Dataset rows
● ● ● ● ●

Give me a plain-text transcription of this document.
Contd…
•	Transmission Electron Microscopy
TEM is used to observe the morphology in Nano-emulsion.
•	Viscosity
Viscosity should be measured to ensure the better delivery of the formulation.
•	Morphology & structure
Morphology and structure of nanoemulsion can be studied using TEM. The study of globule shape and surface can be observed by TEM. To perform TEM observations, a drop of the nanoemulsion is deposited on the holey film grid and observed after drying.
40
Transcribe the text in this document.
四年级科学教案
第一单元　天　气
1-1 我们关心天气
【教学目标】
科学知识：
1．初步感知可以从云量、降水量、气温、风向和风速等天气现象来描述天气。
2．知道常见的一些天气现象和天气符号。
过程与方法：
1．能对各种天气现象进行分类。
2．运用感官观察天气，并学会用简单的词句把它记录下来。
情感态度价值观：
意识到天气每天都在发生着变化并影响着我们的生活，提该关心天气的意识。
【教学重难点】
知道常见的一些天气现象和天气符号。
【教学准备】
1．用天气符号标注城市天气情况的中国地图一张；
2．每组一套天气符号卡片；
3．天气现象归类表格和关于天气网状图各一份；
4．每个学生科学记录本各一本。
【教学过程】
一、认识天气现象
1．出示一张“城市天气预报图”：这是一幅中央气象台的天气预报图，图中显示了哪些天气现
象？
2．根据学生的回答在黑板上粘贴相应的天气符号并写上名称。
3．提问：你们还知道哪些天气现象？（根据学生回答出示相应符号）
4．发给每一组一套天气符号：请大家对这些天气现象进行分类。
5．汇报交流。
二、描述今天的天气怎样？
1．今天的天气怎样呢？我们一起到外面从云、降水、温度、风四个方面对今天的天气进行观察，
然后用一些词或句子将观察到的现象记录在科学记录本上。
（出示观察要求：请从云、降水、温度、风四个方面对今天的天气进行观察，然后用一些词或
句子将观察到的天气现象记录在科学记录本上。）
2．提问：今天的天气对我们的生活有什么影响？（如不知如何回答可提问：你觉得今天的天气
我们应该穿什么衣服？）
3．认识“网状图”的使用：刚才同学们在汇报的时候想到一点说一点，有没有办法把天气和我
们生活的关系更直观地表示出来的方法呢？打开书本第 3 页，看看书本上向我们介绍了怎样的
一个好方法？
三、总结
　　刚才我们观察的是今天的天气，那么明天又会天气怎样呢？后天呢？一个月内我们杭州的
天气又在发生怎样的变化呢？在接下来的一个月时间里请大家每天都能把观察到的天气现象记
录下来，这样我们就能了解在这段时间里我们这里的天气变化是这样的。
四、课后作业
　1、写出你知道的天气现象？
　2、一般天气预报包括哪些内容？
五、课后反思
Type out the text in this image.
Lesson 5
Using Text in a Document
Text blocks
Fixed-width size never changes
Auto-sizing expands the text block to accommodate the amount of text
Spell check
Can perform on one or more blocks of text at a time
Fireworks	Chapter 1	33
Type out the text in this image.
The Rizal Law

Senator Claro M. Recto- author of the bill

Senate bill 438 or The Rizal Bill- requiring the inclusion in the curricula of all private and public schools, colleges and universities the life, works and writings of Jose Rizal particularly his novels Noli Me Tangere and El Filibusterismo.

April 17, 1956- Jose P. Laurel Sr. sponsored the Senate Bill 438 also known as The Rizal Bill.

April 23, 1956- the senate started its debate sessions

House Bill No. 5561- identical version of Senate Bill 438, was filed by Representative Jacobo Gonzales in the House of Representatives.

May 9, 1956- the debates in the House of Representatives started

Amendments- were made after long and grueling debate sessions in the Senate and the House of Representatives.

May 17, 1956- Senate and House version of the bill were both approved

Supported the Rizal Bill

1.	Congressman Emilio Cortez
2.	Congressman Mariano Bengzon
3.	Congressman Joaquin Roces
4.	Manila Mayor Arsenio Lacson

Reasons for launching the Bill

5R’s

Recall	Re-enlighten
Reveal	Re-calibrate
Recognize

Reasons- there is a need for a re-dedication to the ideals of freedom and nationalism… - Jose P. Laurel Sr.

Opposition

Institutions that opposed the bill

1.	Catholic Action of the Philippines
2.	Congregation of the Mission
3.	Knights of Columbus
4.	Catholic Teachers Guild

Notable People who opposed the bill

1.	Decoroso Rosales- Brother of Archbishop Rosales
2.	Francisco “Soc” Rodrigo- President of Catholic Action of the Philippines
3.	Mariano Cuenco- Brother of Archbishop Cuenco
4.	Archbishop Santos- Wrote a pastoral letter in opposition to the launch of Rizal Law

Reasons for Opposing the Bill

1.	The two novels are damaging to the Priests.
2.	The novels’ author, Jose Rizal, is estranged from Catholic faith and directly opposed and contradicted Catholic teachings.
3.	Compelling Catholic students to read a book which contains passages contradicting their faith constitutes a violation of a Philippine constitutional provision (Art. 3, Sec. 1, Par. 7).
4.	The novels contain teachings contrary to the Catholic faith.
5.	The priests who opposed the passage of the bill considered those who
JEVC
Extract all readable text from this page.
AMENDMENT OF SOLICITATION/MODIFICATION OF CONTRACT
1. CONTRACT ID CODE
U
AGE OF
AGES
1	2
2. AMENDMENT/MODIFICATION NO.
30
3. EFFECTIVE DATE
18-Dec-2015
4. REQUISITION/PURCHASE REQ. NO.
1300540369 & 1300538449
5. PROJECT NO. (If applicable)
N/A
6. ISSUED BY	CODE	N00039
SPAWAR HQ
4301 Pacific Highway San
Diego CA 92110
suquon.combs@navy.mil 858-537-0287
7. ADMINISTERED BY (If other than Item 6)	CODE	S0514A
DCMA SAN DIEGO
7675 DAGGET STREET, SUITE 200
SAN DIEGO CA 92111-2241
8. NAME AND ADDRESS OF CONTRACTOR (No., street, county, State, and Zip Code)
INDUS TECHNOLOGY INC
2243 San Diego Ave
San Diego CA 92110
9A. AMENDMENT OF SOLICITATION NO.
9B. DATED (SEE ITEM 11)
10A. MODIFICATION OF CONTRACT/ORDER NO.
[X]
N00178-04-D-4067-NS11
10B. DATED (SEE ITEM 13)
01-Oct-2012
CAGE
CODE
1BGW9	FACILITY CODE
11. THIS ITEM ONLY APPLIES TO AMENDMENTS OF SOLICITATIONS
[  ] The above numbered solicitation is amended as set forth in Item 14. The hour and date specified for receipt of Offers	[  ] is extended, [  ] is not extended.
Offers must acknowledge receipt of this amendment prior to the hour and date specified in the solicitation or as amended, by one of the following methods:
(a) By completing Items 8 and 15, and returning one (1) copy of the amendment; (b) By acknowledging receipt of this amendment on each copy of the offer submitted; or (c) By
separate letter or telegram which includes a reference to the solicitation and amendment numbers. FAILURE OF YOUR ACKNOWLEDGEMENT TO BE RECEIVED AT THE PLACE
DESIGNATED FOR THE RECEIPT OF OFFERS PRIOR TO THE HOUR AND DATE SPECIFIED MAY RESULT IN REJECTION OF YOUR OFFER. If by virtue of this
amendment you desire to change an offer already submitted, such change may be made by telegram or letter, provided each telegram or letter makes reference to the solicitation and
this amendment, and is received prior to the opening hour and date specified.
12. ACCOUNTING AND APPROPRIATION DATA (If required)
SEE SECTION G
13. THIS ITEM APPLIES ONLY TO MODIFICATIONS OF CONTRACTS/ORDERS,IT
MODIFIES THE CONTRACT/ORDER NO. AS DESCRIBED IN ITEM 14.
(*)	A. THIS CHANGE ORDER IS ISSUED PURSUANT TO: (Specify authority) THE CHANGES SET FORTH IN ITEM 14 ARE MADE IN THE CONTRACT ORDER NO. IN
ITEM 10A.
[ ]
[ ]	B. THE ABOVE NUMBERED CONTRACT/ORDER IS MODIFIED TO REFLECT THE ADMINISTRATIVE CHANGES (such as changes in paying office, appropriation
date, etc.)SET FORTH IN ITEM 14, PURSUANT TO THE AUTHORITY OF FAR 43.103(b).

● ● ● ● ●

GOAL OF THE EXERCISE:
Please output the entries above, every line exactly as it reads.

THE ANSWER:
Give me a plain-text transcription of this document.
Contd…
•	Transmission Electron Microscopy
TEM is used to observe the morphology in Nano-emulsion.
•	Viscosity
Viscosity should be measured to ensure the better delivery of the formulation.
•	Morphology & structure
Morphology and structure of nanoemulsion can be studied using TEM. The study of globule shape and surface can be observed by TEM. To perform TEM observations, a drop of the nanoemulsion is deposited on the holey film grid and observed after drying.
40
Transcribe the text in this document.
四年级科学教案
第一单元　天　气
1-1 我们关心天气
【教学目标】
科学知识：
1．初步感知可以从云量、降水量、气温、风向和风速等天气现象来描述天气。
2．知道常见的一些天气现象和天气符号。
过程与方法：
1．能对各种天气现象进行分类。
2．运用感官观察天气，并学会用简单的词句把它记录下来。
情感态度价值观：
意识到天气每天都在发生着变化并影响着我们的生活，提该关心天气的意识。
【教学重难点】
知道常见的一些天气现象和天气符号。
【教学准备】
1．用天气符号标注城市天气情况的中国地图一张；
2．每组一套天气符号卡片；
3．天气现象归类表格和关于天气网状图各一份；
4．每个学生科学记录本各一本。
【教学过程】
一、认识天气现象
1．出示一张“城市天气预报图”：这是一幅中央气象台的天气预报图，图中显示了哪些天气现
象？
2．根据学生的回答在黑板上粘贴相应的天气符号并写上名称。
3．提问：你们还知道哪些天气现象？（根据学生回答出示相应符号）
4．发给每一组一套天气符号：请大家对这些天气现象进行分类。
5．汇报交流。
二、描述今天的天气怎样？
1．今天的天气怎样呢？我们一起到外面从云、降水、温度、风四个方面对今天的天气进行观察，
然后用一些词或句子将观察到的现象记录在科学记录本上。
（出示观察要求：请从云、降水、温度、风四个方面对今天的天气进行观察，然后用一些词或
句子将观察到的天气现象记录在科学记录本上。）
2．提问：今天的天气对我们的生活有什么影响？（如不知如何回答可提问：你觉得今天的天气
我们应该穿什么衣服？）
3．认识“网状图”的使用：刚才同学们在汇报的时候想到一点说一点，有没有办法把天气和我
们生活的关系更直观地表示出来的方法呢？打开书本第 3 页，看看书本上向我们介绍了怎样的
一个好方法？
三、总结
　　刚才我们观察的是今天的天气，那么明天又会天气怎样呢？后天呢？一个月内我们杭州的
天气又在发生怎样的变化呢？在接下来的一个月时间里请大家每天都能把观察到的天气现象记
录下来，这样我们就能了解在这段时间里我们这里的天气变化是这样的。
四、课后作业
　1、写出你知道的天气现象？
　2、一般天气预报包括哪些内容？
五、课后反思
Type out the text in this image.
Lesson 5
Using Text in a Document
Text blocks
Fixed-width size never changes
Auto-sizing expands the text block to accommodate the amount of text
Spell check
Can perform on one or more blocks of text at a time
Fireworks	Chapter 1	33
Type out the text in this image.
The Rizal Law

Senator Claro M. Recto- author of the bill

Senate bill 438 or The Rizal Bill- requiring the inclusion in the curricula of all private and public schools, colleges and universities the life, works and writings of Jose Rizal particularly his novels Noli Me Tangere and El Filibusterismo.

April 17, 1956- Jose P. Laurel Sr. sponsored the Senate Bill 438 also known as The Rizal Bill.

April 23, 1956- the senate started its debate sessions

House Bill No. 5561- identical version of Senate Bill 438, was filed by Representative Jacobo Gonzales in the House of Representatives.

May 9, 1956- the debates in the House of Representatives started

Amendments- were made after long and grueling debate sessions in the Senate and the House of Representatives.

May 17, 1956- Senate and House version of the bill were both approved

Supported the Rizal Bill

1.	Congressman Emilio Cortez
2.	Congressman Mariano Bengzon
3.	Congressman Joaquin Roces
4.	Manila Mayor Arsenio Lacson

Reasons for launching the Bill

5R’s

Recall	Re-enlighten
Reveal	Re-calibrate
Recognize

Reasons- there is a need for a re-dedication to the ideals of freedom and nationalism… - Jose P. Laurel Sr.

Opposition

Institutions that opposed the bill

1.	Catholic Action of the Philippines
2.	Congregation of the Mission
3.	Knights of Columbus
4.	Catholic Teachers Guild

Notable People who opposed the bill

1.	Decoroso Rosales- Brother of Archbishop Rosales
2.	Francisco “Soc” Rodrigo- President of Catholic Action of the Philippines
3.	Mariano Cuenco- Brother of Archbishop Cuenco
4.	Archbishop Santos- Wrote a pastoral letter in opposition to the launch of Rizal Law

Reasons for Opposing the Bill

1.	The two novels are damaging to the Priests.
2.	The novels’ author, Jose Rizal, is estranged from Catholic faith and directly opposed and contradicted Catholic teachings.
3.	Compelling Catholic students to read a book which contains passages contradicting their faith constitutes a violation of a Philippine constitutional provision (Art. 3, Sec. 1, Par. 7).
4.	The novels contain teachings contrary to the Catholic faith.
5.	The priests who opposed the passage of the bill considered those who
JEVC
Extract all readable text from this page.
AMENDMENT OF SOLICITATION/MODIFICATION OF CONTRACT
1. CONTRACT ID CODE
U
AGE OF
AGES
1	2
2. AMENDMENT/MODIFICATION NO.
30
3. EFFECTIVE DATE
18-Dec-2015
4. REQUISITION/PURCHASE REQ. NO.
1300540369 & 1300538449
5. PROJECT NO. (If applicable)
N/A
6. ISSUED BY	CODE	N00039
SPAWAR HQ
4301 Pacific Highway San
Diego CA 92110
suquon.combs@navy.mil 858-537-0287
7. ADMINISTERED BY (If other than Item 6)	CODE	S0514A
DCMA SAN DIEGO
7675 DAGGET STREET, SUITE 200
SAN DIEGO CA 92111-2241
8. NAME AND ADDRESS OF CONTRACTOR (No., street, county, State, and Zip Code)
INDUS TECHNOLOGY INC
2243 San Diego Ave
San Diego CA 92110
9A. AMENDMENT OF SOLICITATION NO.
9B. DATED (SEE ITEM 11)
10A. MODIFICATION OF CONTRACT/ORDER NO.
[X]
N00178-04-D-4067-NS11
10B. DATED (SEE ITEM 13)
01-Oct-2012
CAGE
CODE
1BGW9	FACILITY CODE
11. THIS ITEM ONLY APPLIES TO AMENDMENTS OF SOLICITATIONS
[  ] The above numbered solicitation is amended as set forth in Item 14. The hour and date specified for receipt of Offers	[  ] is extended, [  ] is not extended.
Offers must acknowledge receipt of this amendment prior to the hour and date specified in the solicitation or as amended, by one of the following methods:
(a) By completing Items 8 and 15, and returning one (1) copy of the amendment; (b) By acknowledging receipt of this amendment on each copy of the offer submitted; or (c) By
separate letter or telegram which includes a reference to the solicitation and amendment numbers. FAILURE OF YOUR ACKNOWLEDGEMENT TO BE RECEIVED AT THE PLACE
DESIGNATED FOR THE RECEIPT OF OFFERS PRIOR TO THE HOUR AND DATE SPECIFIED MAY RESULT IN REJECTION OF YOUR OFFER. If by virtue of this
amendment you desire to change an offer already submitted, such change may be made by telegram or letter, provided each telegram or letter makes reference to the solicitation and
this amendment, and is received prior to the opening hour and date specified.
12. ACCOUNTING AND APPROPRIATION DATA (If required)
SEE SECTION G
13. THIS ITEM APPLIES ONLY TO MODIFICATIONS OF CONTRACTS/ORDERS,IT
MODIFIES THE CONTRACT/ORDER NO. AS DESCRIBED IN ITEM 14.
(*)	A. THIS CHANGE ORDER IS ISSUED PURSUANT TO: (Specify authority) THE CHANGES SET FORTH IN ITEM 14 ARE MADE IN THE CONTRACT ORDER NO. IN
ITEM 10A.
[ ]
[ ]	B. THE ABOVE NUMBERED CONTRACT/ORDER IS MODIFIED TO REFLECT THE ADMINISTRATIVE CHANGES (such as changes in paying office, appropriation
date, etc.)SET FORTH IN ITEM 14, PURSUANT TO THE AUTHORITY OF FAR 43.103(b).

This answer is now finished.